GOAL OF THE EXERCISE:
Return every row that contains the string "tools", with each row copied in full.

DATA FOR PROCESSING:
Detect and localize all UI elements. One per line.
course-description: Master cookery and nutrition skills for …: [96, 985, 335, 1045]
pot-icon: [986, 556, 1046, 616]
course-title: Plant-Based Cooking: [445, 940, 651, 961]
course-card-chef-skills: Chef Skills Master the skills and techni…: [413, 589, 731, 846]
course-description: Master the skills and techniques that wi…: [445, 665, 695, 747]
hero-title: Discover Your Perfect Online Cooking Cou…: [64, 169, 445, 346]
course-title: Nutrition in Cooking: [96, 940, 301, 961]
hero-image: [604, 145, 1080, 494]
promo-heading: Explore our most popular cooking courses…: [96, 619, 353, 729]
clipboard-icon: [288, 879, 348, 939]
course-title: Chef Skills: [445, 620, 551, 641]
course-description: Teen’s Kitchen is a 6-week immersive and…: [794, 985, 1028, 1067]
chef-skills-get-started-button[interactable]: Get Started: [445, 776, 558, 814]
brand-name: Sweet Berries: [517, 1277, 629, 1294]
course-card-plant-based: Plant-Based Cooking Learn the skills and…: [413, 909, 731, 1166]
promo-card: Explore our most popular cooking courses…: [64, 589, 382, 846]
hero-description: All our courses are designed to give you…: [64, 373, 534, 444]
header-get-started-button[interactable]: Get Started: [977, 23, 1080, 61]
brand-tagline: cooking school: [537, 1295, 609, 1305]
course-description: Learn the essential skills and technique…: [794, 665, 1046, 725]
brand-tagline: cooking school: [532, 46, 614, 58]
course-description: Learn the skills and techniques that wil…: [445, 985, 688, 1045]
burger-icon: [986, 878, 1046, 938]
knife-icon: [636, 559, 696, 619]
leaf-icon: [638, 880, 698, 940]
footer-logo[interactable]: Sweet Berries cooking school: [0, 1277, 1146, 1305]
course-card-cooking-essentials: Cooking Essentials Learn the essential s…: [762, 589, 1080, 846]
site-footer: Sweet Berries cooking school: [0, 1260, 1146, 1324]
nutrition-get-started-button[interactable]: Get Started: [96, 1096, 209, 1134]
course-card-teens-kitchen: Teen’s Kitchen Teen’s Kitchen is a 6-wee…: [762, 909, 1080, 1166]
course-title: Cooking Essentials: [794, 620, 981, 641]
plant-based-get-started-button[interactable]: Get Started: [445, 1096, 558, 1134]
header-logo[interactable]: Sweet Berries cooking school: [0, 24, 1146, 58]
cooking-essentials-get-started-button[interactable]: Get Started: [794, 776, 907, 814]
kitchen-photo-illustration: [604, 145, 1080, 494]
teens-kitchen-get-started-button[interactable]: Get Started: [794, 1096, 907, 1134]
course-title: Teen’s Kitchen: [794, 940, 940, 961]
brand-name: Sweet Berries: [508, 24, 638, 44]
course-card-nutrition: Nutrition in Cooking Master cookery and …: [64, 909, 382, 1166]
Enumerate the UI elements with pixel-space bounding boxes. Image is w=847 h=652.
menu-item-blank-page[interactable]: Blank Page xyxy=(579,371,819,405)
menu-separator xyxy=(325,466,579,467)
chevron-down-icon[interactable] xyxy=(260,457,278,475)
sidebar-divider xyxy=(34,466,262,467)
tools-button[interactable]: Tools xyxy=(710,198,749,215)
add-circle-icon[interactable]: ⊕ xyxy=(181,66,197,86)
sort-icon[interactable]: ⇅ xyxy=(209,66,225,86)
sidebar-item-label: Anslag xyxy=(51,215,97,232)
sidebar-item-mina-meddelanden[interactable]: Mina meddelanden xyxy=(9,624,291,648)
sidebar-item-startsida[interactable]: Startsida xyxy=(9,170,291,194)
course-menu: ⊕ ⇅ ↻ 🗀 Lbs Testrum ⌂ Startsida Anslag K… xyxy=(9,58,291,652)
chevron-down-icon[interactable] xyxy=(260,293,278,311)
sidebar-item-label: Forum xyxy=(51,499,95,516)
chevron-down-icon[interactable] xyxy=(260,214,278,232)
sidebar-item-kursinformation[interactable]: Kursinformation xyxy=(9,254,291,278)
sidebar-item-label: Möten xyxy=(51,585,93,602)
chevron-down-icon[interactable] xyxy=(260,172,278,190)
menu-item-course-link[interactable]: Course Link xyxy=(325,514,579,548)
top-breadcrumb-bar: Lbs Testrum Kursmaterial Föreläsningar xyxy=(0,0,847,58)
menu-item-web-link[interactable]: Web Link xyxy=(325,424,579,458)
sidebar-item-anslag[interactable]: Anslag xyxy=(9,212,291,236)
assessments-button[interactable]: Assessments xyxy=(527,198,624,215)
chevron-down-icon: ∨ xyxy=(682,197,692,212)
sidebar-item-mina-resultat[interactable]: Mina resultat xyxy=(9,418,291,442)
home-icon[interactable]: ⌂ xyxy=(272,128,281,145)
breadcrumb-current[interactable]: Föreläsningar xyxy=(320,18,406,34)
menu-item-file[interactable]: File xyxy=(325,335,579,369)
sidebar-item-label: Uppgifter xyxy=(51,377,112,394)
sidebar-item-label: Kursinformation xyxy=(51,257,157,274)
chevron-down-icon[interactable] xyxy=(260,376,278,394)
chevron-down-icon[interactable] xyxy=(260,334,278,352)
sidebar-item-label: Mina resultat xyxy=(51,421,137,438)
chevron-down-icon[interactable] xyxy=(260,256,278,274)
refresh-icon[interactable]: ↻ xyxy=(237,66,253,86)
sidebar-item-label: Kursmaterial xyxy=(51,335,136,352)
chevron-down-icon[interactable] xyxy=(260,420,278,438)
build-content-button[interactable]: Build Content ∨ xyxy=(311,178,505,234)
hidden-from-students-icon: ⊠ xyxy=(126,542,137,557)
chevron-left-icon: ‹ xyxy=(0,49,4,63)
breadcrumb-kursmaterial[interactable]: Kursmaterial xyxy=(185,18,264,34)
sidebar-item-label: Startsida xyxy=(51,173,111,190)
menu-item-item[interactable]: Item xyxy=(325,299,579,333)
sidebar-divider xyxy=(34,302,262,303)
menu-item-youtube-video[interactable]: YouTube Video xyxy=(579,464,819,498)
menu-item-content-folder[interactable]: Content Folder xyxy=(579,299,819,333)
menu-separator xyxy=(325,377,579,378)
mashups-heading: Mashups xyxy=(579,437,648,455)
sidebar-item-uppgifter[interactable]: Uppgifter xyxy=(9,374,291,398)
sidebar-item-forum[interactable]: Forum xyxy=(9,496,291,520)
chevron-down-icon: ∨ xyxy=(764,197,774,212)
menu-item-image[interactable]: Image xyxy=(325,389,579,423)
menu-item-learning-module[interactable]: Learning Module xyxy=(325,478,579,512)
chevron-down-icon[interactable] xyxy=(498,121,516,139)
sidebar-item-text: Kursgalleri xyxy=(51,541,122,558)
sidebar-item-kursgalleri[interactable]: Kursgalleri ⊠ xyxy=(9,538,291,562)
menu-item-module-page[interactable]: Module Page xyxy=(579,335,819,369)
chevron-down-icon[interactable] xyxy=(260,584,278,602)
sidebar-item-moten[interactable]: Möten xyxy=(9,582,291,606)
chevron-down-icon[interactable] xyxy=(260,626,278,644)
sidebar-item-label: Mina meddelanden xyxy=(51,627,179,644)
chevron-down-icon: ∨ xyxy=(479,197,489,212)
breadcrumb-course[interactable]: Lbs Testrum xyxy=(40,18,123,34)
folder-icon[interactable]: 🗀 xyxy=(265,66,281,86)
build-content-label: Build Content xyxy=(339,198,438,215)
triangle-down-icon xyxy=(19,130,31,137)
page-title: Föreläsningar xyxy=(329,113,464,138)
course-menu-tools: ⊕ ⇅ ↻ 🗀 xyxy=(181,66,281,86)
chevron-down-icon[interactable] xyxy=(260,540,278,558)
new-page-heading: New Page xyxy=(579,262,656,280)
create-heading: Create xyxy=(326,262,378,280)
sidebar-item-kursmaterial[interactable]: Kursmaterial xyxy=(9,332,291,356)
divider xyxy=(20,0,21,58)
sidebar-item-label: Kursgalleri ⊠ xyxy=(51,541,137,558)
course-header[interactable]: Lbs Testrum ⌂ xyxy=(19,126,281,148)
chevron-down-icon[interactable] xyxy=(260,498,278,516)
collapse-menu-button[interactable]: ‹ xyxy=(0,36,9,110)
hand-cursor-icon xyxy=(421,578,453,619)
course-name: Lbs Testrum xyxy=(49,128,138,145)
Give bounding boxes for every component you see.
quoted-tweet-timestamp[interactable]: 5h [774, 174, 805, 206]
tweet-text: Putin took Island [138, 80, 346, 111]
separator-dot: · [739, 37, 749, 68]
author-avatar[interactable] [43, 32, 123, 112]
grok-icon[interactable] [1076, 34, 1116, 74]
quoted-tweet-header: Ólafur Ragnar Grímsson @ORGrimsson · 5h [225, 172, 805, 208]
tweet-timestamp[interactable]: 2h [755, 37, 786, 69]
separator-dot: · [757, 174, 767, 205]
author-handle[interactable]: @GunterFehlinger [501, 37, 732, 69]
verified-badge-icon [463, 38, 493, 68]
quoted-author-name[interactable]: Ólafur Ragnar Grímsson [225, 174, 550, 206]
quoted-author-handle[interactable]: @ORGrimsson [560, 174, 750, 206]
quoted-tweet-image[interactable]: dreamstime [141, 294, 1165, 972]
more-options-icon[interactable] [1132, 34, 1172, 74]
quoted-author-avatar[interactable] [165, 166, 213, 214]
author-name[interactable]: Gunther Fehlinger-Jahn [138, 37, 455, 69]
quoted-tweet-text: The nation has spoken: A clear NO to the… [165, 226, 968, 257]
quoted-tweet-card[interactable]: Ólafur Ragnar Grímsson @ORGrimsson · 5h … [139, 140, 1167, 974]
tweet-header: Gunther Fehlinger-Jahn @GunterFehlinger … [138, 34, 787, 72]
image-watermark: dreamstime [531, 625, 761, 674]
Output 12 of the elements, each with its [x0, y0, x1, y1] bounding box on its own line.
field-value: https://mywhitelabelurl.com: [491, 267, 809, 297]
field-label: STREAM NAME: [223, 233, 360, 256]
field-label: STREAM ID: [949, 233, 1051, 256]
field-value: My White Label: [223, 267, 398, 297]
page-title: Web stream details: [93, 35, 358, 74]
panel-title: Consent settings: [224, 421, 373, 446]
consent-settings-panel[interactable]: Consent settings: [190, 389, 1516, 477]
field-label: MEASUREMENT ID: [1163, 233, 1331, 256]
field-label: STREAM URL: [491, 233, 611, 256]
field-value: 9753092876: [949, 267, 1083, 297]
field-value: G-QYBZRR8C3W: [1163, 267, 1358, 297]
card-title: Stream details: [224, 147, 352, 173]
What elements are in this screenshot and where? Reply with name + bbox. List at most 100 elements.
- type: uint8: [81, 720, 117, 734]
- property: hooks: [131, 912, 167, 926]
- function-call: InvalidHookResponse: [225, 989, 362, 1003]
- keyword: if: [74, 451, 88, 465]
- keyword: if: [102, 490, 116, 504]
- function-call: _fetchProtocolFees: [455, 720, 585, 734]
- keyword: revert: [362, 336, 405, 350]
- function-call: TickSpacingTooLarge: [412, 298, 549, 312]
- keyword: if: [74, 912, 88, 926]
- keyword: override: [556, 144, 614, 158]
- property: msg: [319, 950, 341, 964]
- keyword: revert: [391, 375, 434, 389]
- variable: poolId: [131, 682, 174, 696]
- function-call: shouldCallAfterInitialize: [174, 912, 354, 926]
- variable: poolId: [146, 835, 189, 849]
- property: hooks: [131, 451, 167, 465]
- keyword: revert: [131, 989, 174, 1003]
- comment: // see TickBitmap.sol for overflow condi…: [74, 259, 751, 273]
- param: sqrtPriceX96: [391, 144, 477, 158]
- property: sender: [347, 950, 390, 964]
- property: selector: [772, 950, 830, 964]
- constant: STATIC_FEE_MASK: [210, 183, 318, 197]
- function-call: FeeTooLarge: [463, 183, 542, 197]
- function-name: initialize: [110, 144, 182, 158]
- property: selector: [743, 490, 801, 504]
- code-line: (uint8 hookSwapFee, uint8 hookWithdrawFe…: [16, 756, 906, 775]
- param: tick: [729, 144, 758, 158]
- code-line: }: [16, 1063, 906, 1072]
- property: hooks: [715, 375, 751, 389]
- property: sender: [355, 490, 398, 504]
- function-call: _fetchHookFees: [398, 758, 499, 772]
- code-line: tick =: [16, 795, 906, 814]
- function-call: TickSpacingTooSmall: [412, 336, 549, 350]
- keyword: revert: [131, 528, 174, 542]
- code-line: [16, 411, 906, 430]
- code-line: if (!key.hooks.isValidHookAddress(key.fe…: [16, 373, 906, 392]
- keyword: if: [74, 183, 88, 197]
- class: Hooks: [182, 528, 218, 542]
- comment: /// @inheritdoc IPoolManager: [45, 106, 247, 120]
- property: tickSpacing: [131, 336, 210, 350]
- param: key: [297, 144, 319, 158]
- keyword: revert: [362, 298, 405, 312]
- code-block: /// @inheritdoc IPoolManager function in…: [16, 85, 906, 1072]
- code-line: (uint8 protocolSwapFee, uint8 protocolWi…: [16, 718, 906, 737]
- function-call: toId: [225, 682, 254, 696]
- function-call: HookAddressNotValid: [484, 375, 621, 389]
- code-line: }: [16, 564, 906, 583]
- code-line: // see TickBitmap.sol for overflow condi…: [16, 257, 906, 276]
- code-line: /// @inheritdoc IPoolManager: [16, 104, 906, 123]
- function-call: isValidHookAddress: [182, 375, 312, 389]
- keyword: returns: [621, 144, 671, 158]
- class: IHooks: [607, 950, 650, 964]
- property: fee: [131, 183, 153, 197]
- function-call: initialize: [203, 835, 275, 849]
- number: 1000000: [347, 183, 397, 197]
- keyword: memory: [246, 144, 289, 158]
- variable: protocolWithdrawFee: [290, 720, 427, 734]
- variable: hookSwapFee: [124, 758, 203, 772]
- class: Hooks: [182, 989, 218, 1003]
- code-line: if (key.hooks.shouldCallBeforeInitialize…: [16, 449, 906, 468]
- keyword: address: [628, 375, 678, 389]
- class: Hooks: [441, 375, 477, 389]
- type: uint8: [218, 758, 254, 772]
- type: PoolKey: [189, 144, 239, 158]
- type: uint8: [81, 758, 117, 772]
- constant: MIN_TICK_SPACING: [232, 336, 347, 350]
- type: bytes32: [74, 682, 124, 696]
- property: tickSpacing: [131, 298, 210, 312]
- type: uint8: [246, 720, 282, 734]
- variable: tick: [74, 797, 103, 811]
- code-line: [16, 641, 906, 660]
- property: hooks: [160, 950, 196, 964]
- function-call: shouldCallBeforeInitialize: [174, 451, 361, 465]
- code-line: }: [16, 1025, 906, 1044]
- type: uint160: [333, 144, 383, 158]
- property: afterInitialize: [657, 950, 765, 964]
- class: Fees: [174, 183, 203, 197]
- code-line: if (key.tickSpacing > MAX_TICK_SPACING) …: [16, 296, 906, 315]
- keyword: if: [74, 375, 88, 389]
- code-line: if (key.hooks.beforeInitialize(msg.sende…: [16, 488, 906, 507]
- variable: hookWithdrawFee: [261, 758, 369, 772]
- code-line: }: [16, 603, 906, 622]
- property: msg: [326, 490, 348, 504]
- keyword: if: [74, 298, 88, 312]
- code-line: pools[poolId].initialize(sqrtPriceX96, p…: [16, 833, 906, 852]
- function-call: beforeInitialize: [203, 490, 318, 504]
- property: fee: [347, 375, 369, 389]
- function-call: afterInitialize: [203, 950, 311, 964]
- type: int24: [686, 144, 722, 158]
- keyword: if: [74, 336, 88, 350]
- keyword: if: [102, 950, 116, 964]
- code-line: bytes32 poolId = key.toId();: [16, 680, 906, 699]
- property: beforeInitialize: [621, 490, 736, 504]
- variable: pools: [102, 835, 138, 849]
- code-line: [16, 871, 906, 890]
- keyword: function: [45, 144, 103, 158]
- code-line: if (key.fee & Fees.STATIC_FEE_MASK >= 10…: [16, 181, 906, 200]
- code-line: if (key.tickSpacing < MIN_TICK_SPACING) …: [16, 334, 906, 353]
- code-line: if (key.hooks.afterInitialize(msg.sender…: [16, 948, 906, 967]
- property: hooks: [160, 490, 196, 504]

ANSWER TO THIS EXERCISE:
tools-button[interactable]: Tools xyxy=(710,198,749,215)
course-menu-tools: ⊕ ⇅ ↻ 🗀 xyxy=(181,66,281,86)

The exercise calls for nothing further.